### [Challenge]
Gather each line containing the string "בשנות" from these entries.

### [Records supplied]
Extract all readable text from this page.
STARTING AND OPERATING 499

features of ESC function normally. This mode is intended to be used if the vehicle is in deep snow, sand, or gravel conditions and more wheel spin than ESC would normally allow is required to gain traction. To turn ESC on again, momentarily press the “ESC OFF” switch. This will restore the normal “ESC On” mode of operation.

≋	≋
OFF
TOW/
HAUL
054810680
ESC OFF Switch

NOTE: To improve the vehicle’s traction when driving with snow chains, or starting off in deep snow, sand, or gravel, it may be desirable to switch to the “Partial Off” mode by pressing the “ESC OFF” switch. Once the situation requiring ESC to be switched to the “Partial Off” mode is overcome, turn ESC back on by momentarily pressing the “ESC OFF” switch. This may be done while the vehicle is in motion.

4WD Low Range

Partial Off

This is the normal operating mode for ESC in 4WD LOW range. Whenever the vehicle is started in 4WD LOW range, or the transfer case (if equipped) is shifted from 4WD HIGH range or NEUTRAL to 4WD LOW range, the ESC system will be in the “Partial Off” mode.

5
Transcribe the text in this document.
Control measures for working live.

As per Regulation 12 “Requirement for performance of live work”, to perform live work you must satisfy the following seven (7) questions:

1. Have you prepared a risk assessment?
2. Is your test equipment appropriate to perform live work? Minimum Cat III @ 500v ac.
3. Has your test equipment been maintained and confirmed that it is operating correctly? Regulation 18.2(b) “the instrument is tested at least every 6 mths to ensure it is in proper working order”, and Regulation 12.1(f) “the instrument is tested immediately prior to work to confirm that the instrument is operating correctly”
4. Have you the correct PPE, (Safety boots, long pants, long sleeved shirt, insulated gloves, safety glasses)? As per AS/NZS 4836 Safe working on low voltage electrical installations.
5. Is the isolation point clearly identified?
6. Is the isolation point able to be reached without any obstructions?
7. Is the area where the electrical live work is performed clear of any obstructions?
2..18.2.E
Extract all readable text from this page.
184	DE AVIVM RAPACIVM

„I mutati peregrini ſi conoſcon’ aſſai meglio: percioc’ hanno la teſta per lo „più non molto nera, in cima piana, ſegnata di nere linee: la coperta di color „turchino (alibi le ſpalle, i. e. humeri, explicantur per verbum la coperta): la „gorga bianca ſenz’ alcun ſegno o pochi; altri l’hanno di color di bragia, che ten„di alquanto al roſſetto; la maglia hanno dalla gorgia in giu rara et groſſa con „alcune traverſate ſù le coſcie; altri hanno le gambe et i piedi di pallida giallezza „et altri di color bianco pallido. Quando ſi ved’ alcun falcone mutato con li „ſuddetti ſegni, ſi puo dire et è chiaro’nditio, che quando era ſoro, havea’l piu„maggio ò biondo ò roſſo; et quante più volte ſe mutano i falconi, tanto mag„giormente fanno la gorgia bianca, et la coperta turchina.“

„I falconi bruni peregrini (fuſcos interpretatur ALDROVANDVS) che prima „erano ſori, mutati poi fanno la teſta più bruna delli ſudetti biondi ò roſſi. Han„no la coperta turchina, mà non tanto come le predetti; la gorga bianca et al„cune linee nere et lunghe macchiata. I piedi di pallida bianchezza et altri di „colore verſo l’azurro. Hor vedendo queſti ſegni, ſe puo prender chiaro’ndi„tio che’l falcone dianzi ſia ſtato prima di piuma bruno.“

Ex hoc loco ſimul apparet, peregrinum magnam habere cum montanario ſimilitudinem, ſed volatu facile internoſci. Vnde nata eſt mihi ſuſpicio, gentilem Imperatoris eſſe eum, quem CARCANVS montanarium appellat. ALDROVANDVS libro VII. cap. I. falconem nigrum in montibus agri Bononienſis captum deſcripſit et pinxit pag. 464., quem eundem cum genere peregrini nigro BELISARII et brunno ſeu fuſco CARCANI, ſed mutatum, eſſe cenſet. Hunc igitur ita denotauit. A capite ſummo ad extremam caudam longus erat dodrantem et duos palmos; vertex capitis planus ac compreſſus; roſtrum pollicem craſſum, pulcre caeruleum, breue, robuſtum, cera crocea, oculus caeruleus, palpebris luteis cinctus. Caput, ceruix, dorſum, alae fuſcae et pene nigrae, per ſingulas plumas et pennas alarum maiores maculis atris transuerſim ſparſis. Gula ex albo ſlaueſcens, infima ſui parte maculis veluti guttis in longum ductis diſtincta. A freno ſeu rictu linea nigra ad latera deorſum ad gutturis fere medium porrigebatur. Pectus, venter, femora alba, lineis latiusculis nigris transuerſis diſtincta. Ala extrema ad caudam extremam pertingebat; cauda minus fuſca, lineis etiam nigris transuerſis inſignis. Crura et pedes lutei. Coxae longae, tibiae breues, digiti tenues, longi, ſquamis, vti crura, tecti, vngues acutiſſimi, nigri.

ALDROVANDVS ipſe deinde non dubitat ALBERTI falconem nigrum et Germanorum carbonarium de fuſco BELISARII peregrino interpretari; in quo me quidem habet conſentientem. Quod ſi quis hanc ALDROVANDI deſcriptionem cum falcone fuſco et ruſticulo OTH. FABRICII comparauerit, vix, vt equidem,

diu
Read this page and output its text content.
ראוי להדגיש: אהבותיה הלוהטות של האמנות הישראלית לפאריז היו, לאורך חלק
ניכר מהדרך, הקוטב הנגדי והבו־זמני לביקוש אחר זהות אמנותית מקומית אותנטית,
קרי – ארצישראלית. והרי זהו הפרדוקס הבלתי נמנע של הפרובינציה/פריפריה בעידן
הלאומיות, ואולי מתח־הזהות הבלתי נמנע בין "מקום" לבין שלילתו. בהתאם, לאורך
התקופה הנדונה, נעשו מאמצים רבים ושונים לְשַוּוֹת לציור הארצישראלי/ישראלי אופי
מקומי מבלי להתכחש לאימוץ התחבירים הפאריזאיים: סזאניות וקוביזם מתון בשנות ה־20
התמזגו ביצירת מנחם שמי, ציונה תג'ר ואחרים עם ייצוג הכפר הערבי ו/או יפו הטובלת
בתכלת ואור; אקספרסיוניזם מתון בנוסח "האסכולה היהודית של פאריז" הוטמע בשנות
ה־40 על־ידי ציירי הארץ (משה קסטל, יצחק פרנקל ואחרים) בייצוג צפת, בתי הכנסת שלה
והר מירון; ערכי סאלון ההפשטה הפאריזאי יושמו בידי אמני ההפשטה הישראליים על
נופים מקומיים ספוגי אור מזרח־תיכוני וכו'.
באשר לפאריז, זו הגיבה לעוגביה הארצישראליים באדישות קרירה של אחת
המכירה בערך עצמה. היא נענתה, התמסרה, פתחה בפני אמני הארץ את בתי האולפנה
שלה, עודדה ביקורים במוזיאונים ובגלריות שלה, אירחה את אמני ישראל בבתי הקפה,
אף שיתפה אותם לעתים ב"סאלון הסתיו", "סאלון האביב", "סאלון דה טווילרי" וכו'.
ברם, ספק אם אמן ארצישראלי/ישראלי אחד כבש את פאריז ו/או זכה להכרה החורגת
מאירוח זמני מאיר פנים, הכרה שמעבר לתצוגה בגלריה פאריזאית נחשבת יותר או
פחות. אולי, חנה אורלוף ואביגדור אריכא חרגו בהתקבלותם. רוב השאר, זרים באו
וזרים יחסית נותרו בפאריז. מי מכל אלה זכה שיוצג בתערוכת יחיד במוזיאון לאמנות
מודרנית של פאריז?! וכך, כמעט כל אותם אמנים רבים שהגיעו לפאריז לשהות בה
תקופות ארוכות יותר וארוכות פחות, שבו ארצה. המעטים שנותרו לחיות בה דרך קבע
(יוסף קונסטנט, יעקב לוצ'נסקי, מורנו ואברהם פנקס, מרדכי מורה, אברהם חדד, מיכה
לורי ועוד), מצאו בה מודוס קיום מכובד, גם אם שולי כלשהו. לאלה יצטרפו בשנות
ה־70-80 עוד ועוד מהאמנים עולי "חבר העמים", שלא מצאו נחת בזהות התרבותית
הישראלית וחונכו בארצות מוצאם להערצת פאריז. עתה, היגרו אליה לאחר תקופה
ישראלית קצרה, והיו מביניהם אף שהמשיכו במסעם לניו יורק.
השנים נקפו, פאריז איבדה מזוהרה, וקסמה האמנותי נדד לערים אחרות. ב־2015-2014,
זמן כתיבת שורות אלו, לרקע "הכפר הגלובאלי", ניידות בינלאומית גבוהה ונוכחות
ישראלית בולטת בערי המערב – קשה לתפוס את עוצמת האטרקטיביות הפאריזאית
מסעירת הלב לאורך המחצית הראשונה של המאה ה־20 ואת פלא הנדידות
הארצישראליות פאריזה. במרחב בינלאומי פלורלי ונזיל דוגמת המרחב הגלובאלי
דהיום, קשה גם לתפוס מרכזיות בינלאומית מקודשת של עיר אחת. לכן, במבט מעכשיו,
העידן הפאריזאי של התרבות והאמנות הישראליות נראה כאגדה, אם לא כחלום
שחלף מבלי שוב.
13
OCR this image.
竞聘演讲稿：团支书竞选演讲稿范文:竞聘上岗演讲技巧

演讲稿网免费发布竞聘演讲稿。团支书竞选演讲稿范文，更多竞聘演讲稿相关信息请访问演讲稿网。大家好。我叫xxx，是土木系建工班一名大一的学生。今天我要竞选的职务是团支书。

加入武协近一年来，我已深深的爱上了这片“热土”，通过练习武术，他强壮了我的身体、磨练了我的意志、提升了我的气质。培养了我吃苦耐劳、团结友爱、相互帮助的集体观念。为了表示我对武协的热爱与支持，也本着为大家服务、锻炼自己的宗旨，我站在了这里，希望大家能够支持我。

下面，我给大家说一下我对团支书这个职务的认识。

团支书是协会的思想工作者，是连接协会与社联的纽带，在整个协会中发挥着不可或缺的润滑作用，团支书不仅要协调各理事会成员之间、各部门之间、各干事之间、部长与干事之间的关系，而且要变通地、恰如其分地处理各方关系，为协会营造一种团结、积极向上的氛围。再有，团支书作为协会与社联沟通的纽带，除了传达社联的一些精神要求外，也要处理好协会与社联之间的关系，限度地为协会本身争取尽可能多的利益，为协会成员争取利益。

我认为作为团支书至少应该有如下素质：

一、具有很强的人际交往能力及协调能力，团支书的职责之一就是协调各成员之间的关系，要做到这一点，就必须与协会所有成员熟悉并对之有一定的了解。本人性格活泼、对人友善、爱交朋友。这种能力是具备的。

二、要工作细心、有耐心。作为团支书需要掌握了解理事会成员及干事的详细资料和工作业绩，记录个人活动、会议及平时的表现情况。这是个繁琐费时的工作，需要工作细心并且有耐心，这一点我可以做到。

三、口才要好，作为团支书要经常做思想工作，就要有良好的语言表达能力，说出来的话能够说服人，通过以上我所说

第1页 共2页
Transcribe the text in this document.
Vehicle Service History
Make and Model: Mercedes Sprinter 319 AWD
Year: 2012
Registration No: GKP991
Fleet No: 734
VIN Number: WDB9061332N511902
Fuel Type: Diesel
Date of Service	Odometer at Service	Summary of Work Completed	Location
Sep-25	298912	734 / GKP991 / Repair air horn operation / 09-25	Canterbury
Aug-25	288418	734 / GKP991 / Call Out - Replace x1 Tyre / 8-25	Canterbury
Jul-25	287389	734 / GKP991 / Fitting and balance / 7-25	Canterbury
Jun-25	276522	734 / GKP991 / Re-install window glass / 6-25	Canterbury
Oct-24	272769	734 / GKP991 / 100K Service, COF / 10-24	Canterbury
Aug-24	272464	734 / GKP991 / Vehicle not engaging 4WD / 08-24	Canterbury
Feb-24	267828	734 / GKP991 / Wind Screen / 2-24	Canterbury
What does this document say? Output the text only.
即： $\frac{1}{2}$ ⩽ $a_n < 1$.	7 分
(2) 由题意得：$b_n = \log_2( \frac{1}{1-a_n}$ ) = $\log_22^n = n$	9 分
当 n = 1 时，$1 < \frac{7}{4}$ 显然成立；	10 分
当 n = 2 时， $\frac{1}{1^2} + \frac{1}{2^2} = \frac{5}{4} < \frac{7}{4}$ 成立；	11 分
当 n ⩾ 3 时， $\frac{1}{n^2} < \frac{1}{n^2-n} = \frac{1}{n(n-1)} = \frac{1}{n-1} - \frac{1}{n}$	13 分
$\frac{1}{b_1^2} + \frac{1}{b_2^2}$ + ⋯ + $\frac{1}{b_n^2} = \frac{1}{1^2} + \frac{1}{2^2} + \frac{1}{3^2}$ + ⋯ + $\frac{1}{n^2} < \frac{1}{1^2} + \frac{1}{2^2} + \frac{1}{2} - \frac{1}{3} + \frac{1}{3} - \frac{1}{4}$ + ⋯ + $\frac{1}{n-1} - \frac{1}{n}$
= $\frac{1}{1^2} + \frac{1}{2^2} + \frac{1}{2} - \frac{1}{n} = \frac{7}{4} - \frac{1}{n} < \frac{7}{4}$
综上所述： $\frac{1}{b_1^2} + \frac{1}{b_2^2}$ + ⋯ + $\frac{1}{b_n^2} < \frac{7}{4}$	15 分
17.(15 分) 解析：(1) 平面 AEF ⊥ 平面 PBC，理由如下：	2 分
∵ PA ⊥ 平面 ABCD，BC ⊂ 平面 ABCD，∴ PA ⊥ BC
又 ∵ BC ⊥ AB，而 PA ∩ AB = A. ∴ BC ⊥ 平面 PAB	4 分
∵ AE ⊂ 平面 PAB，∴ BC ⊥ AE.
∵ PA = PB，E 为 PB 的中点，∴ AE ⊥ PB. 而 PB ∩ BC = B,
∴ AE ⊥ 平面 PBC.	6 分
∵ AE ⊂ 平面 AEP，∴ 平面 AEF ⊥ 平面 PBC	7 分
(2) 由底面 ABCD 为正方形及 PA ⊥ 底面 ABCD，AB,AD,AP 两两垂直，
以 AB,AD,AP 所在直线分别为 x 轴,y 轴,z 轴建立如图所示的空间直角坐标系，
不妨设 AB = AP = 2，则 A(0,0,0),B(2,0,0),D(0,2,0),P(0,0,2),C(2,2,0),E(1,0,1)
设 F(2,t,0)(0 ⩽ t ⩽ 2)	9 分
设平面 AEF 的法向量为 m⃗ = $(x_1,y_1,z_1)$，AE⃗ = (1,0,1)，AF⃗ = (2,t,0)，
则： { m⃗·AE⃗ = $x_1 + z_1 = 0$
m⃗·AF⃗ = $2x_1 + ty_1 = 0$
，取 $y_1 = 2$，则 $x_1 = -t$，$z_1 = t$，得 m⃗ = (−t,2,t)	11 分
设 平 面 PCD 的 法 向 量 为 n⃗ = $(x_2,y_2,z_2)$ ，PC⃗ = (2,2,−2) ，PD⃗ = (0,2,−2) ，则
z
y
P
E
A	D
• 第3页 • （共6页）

### [Expected answer]
מקומי מבלי להתכחש לאימוץ התחבירים הפאריזאיים: סזאניות וקוביזם מתון בשנות ה־20
בתכלת ואור; אקספרסיוניזם מתון בנוסח "האסכולה היהודית של פאריז" הוטמע בשנות
לורי ועוד), מצאו בה מודוס קיום מכובד, גם אם שולי כלשהו. לאלה יצטרפו בשנות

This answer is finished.